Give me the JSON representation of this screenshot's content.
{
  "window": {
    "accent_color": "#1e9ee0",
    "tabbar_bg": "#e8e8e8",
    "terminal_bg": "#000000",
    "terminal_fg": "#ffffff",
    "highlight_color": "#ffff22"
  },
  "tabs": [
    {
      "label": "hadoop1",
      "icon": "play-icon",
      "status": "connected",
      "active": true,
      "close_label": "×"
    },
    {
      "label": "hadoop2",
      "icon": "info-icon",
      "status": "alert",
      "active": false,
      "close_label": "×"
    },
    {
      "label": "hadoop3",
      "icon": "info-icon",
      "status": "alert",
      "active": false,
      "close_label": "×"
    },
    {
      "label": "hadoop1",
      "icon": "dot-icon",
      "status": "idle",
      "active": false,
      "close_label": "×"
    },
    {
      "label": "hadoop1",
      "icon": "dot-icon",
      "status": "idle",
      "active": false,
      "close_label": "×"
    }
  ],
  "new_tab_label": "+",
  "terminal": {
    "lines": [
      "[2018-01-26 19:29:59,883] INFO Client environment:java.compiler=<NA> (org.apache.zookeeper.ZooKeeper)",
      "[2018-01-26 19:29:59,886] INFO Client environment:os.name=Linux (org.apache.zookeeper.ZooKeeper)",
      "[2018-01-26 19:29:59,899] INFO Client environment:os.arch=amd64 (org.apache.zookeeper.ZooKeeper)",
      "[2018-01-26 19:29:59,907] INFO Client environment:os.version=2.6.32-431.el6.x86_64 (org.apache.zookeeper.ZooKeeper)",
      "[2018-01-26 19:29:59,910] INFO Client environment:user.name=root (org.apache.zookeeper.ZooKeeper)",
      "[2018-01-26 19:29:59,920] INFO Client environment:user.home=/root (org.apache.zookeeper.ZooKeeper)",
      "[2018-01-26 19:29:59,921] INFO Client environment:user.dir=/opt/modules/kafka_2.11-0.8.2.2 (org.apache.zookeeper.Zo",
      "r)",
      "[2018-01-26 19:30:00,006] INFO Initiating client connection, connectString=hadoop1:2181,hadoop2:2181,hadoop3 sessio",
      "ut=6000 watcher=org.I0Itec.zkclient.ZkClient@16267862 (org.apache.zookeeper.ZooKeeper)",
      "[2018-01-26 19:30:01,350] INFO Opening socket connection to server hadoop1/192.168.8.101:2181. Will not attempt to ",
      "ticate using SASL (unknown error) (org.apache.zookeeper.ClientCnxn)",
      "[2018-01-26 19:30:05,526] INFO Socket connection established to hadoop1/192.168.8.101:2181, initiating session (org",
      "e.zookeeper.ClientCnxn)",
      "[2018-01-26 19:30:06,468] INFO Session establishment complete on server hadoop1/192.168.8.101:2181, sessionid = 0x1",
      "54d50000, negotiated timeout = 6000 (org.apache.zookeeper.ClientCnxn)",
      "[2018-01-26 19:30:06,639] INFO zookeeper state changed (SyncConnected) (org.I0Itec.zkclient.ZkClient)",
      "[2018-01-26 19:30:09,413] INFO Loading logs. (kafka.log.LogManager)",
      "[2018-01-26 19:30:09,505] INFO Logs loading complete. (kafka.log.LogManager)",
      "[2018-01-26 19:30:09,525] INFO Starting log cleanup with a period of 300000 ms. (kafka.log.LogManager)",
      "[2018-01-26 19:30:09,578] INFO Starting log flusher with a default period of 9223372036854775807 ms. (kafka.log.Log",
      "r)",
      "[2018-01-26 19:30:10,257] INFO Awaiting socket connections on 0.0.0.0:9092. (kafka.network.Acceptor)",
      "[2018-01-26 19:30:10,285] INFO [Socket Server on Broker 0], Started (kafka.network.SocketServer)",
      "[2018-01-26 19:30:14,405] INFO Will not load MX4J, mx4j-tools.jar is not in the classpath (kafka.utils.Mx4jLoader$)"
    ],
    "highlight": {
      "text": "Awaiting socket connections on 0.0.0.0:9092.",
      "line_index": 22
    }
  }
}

REQUIRED WORK
Give only the count of lines in which the string "complete" appears.

RESULT OF THIS TASK
2